### Aim
In the entries below, how many lines hold the string "Pivot"? Give only the number.

### Records to use
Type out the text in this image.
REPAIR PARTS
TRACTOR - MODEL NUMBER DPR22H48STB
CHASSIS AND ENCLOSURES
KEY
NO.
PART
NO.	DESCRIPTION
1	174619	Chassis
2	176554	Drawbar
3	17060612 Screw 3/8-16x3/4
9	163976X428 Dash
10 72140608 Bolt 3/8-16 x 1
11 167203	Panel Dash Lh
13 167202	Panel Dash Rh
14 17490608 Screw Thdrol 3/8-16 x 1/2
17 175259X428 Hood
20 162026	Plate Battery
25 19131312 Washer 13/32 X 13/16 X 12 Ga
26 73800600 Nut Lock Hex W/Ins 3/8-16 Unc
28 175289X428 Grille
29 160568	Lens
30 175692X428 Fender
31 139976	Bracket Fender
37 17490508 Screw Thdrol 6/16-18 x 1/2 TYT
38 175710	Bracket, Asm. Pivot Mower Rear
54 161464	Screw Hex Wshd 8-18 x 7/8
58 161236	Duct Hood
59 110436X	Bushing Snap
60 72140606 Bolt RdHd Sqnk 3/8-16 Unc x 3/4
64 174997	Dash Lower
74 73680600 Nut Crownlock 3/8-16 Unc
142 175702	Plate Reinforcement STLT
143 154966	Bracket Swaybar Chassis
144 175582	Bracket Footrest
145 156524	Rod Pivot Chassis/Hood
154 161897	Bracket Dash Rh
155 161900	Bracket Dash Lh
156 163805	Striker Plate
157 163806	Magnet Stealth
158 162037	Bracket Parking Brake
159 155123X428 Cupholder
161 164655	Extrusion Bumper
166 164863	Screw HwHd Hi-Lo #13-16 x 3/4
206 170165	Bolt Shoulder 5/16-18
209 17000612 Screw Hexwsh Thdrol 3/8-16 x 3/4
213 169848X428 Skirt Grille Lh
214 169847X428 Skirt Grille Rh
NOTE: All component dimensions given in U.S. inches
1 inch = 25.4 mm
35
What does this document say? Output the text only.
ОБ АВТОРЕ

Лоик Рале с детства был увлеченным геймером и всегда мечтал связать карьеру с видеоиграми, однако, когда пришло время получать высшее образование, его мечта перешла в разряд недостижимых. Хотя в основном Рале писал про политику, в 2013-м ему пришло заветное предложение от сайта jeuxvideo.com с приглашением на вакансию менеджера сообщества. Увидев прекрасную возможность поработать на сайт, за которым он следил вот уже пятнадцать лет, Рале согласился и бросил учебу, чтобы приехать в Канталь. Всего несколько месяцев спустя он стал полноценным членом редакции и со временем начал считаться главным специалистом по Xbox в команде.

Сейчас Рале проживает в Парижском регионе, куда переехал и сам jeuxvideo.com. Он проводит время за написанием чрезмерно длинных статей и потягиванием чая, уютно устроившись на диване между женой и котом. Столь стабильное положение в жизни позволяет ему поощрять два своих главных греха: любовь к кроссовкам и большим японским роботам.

### Answer in full
2